Ribelle, scapigliato:
anche la giovinezza di Brecht, che molti si ostinano a vedere come un
intellettuale che con la dialettica tenta di spaccare il capello in
quattro, è stata come tutte le giovinezze di questo mondo. In un
romanzo autobiografico, Avanguardia , la grande scrittrice
tedesca Marieluise Fleisser, che è stata anche una sua amante, ci
descrive Bertolt «Bidi» Brecht come un giovane Baal attraente e
scostante che «stimolava, infiammava, trasformava quelle donne che
erano tanto coraggiose da avere una relazione con lui». Baal proprio
come il protagonista del primo testo scritto, a diciannove anni, da
B.B. Un dramma-manifesto in cui la città natale, Augsburg, dove era
nato nel 1898, è presente con i suoi fiumi, i suoi boschi, operai,
puttane, borghesi, falliti che parlano un linguaggio di tutti i
giorni, mescolato a citazioni della Bibbia e influenzato dal
maledettismo di Büchner.
Quanto del giovane Bidi
c'è in Baal, il poeta della natura ma anche lo sfruttatore di donne,
dell'amicizia? E quanto di Brecht c'è in tutti i suoi testi dai più
ferocemente dimostrativi a quelli più liberi, più carichi di
dubbio, ai più «nascosti» anche per necessaria scelta di
sopravvivenza nella Ddr dove, dopo il ritorno in Europa dall'esilio
americano, decide di vivere e fonda il suo teatro, il Berliner
Ensemble?
L'anniversario della sua
morte, avvenuta il 14 agosto del 1956, ci permette di ripensare al
suo cammino di scrittore, di drammaturgo, di innovatore del teatro
«anche» attraverso i momenti di un'autobiografia tumultuosa, alla
ricerca di che cosa di Brecht, figlio in tutto e per tutto delle
vittorie e delle sconfitte epocali dei primi cinquant'anni del
Novecento, sia rimasto come eredità alla cultura e al teatro del
Terzo Millennio.
Frank Wedekind,
provocatorio e sensuale, Karl Valentin, il clown che accompagnava
nelle birrerie suonando il clarinetto, e la sua lugubre logica,
Büchner, Rimbaud, Villon sono i suoi modelli giovanili scelti per
filiazione ma anche perché sente la necessità di un cambiamento.

Obiettivo
Trascrivi fedelmente dal testo su Brecht il tratto che va da "L'anniversario della sua" fino a "di un cambiamento.". Qui i record non hanno alcun ruolo.

Raccolta di record
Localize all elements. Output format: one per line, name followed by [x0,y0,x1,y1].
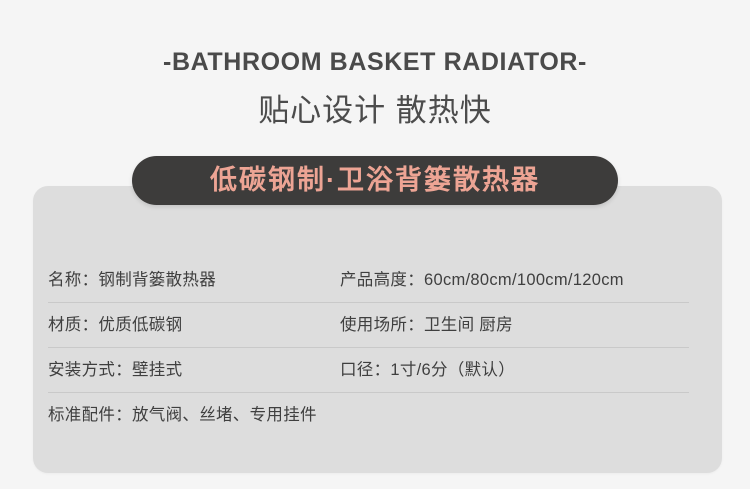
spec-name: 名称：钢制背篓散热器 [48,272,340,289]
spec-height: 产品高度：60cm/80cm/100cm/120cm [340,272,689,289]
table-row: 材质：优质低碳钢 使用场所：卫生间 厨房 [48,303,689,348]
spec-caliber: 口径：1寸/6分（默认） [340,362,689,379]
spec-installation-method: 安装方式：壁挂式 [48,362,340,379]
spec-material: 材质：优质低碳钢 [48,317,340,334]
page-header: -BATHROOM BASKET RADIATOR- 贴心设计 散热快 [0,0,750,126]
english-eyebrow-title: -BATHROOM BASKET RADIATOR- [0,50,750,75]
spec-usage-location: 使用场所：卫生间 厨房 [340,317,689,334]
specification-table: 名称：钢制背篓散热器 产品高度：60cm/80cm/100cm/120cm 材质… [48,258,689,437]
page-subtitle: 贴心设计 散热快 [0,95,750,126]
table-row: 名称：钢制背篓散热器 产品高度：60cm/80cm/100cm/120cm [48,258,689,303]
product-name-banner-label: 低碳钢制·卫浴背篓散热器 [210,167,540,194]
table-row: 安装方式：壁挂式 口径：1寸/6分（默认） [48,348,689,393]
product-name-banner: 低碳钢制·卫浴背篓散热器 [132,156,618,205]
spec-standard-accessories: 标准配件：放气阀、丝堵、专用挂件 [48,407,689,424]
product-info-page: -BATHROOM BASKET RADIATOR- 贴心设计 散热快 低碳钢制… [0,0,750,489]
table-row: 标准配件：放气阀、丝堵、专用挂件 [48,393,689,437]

Risposta
L'anniversario della sua
morte, avvenuta il 14 agosto del 1956, ci permette di ripensare al
suo cammino di scrittore, di drammaturgo, di innovatore del teatro
«anche» attraverso i momenti di un'autobiografia tumultuosa, alla
ricerca di che cosa di Brecht, figlio in tutto e per tutto delle
vittorie e delle sconfitte epocali dei primi cinquant'anni del
Novecento, sia rimasto come eredità alla cultura e al teatro del
Terzo Millennio.
Frank Wedekind,
provocatorio e sensuale, Karl Valentin, il clown che accompagnava
nelle birrerie suonando il clarinetto, e la sua lugubre logica,
Büchner, Rimbaud, Villon sono i suoi modelli giovanili scelti per
filiazione ma anche perché sente la necessità di un cambiamento.